__Data entries__
----

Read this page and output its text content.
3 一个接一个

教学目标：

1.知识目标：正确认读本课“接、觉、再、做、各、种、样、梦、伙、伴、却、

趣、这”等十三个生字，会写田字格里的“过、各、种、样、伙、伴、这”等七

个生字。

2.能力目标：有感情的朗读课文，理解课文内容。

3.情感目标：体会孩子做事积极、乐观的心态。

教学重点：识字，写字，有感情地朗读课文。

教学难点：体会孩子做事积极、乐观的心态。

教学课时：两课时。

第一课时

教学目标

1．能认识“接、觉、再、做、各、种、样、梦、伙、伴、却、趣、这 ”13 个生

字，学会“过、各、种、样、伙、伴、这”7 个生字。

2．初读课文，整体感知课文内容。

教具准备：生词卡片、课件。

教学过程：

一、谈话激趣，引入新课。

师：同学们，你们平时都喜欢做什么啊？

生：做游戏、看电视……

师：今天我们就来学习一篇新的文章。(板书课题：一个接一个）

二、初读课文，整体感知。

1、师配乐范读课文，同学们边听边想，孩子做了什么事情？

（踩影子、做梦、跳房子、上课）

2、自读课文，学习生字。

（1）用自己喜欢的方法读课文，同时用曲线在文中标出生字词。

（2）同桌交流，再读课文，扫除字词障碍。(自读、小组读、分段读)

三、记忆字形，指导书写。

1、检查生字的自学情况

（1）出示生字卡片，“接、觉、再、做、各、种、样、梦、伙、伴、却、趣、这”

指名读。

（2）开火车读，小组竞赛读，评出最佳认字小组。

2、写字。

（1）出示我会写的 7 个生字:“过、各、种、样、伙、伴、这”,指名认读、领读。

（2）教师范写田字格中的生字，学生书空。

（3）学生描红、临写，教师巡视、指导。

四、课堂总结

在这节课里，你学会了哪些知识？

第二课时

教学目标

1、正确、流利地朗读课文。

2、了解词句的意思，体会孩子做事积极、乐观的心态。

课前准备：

----

__To do__
Go through the records above, find every line with the word "乐观的心态", and list those lines.

__Finished task__
3.情感目标：体会孩子做事积极、乐观的心态。
教学难点：体会孩子做事积极、乐观的心态。
2、了解词句的意思，体会孩子做事积极、乐观的心态。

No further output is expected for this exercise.